** start EXCERPTED DATA **
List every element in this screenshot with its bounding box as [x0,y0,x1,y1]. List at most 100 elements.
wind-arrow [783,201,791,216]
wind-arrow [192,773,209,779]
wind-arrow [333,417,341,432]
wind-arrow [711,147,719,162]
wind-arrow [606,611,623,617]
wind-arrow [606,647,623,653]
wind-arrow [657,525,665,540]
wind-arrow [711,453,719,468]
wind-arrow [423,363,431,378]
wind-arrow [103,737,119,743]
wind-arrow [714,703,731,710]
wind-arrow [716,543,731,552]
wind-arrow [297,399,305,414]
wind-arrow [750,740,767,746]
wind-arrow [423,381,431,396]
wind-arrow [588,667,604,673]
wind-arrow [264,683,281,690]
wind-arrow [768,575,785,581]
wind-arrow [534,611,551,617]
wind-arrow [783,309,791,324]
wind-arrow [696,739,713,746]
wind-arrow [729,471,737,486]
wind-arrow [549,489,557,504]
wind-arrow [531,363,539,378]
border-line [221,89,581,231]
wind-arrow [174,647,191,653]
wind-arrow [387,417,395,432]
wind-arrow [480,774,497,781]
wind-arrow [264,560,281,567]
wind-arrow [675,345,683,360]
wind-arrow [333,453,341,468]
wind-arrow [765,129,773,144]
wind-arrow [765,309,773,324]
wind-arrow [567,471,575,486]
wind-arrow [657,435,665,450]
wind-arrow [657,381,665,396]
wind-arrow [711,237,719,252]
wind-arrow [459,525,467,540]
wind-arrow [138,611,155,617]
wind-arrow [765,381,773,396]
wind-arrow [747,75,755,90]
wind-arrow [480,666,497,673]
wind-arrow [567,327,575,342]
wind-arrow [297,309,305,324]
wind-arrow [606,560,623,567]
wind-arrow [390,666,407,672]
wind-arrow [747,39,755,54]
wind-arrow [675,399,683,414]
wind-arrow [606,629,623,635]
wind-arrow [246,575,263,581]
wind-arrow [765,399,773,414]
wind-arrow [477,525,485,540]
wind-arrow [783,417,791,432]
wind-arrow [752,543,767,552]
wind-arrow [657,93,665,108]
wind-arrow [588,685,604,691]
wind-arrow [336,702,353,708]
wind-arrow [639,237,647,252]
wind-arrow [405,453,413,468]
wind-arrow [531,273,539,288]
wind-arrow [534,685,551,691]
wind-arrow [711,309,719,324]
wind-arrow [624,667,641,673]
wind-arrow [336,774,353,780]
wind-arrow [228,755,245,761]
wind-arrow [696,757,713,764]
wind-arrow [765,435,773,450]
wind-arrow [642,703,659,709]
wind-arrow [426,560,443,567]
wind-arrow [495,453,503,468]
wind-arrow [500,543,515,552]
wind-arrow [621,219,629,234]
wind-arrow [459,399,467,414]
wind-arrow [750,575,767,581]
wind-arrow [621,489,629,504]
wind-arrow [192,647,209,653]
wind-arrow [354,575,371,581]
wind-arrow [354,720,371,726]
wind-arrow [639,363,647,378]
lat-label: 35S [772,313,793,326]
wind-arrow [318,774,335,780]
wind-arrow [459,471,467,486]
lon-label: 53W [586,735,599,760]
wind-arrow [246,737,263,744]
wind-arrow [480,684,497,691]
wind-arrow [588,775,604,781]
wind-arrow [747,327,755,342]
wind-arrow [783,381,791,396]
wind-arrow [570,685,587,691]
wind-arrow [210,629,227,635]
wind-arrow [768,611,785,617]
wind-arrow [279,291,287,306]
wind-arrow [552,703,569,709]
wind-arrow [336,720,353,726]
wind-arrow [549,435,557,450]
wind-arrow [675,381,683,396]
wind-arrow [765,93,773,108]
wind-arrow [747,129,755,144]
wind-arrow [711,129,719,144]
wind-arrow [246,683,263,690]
** end EXCERPTED DATA **
**PROBLEM TO WORK ON**. Rewrite the material above, changing every "wind-arrow" to "wind-barb" and leaving everything else as it is.

**CORRECT OUTPUT**.
List every element in this screenshot with its bounding box as [x0,y0,x1,y1]. List at most 100 elements.
wind-barb [783,201,791,216]
wind-barb [192,773,209,779]
wind-barb [333,417,341,432]
wind-barb [711,147,719,162]
wind-barb [606,611,623,617]
wind-barb [606,647,623,653]
wind-barb [657,525,665,540]
wind-barb [711,453,719,468]
wind-barb [423,363,431,378]
wind-barb [103,737,119,743]
wind-barb [714,703,731,710]
wind-barb [716,543,731,552]
wind-barb [297,399,305,414]
wind-barb [750,740,767,746]
wind-barb [423,381,431,396]
wind-barb [588,667,604,673]
wind-barb [264,683,281,690]
wind-barb [768,575,785,581]
wind-barb [534,611,551,617]
wind-barb [783,309,791,324]
wind-barb [696,739,713,746]
wind-barb [729,471,737,486]
wind-barb [549,489,557,504]
wind-barb [531,363,539,378]
border-line [221,89,581,231]
wind-barb [174,647,191,653]
wind-barb [387,417,395,432]
wind-barb [480,774,497,781]
wind-barb [264,560,281,567]
wind-barb [675,345,683,360]
wind-barb [333,453,341,468]
wind-barb [765,129,773,144]
wind-barb [765,309,773,324]
wind-barb [567,471,575,486]
wind-barb [657,435,665,450]
wind-barb [657,381,665,396]
wind-barb [711,237,719,252]
wind-barb [459,525,467,540]
wind-barb [138,611,155,617]
wind-barb [765,381,773,396]
wind-barb [747,75,755,90]
wind-barb [480,666,497,673]
wind-barb [567,327,575,342]
wind-barb [297,309,305,324]
wind-barb [606,560,623,567]
wind-barb [390,666,407,672]
wind-barb [747,39,755,54]
wind-barb [675,399,683,414]
wind-barb [606,629,623,635]
wind-barb [246,575,263,581]
wind-barb [765,399,773,414]
wind-barb [477,525,485,540]
wind-barb [783,417,791,432]
wind-barb [752,543,767,552]
wind-barb [657,93,665,108]
wind-barb [588,685,604,691]
wind-barb [336,702,353,708]
wind-barb [639,237,647,252]
wind-barb [405,453,413,468]
wind-barb [531,273,539,288]
wind-barb [534,685,551,691]
wind-barb [711,309,719,324]
wind-barb [624,667,641,673]
wind-barb [336,774,353,780]
wind-barb [228,755,245,761]
wind-barb [696,757,713,764]
wind-barb [765,435,773,450]
wind-barb [642,703,659,709]
wind-barb [426,560,443,567]
wind-barb [495,453,503,468]
wind-barb [500,543,515,552]
wind-barb [621,219,629,234]
wind-barb [459,399,467,414]
wind-barb [750,575,767,581]
wind-barb [621,489,629,504]
wind-barb [192,647,209,653]
wind-barb [354,575,371,581]
wind-barb [354,720,371,726]
wind-barb [639,363,647,378]
lat-label: 35S [772,313,793,326]
wind-barb [318,774,335,780]
wind-barb [459,471,467,486]
lon-label: 53W [586,735,599,760]
wind-barb [246,737,263,744]
wind-barb [480,684,497,691]
wind-barb [588,775,604,781]
wind-barb [747,327,755,342]
wind-barb [783,381,791,396]
wind-barb [570,685,587,691]
wind-barb [210,629,227,635]
wind-barb [768,611,785,617]
wind-barb [279,291,287,306]
wind-barb [552,703,569,709]
wind-barb [336,720,353,726]
wind-barb [549,435,557,450]
wind-barb [675,381,683,396]
wind-barb [765,93,773,108]
wind-barb [747,129,755,144]
wind-barb [711,129,719,144]
wind-barb [246,683,263,690]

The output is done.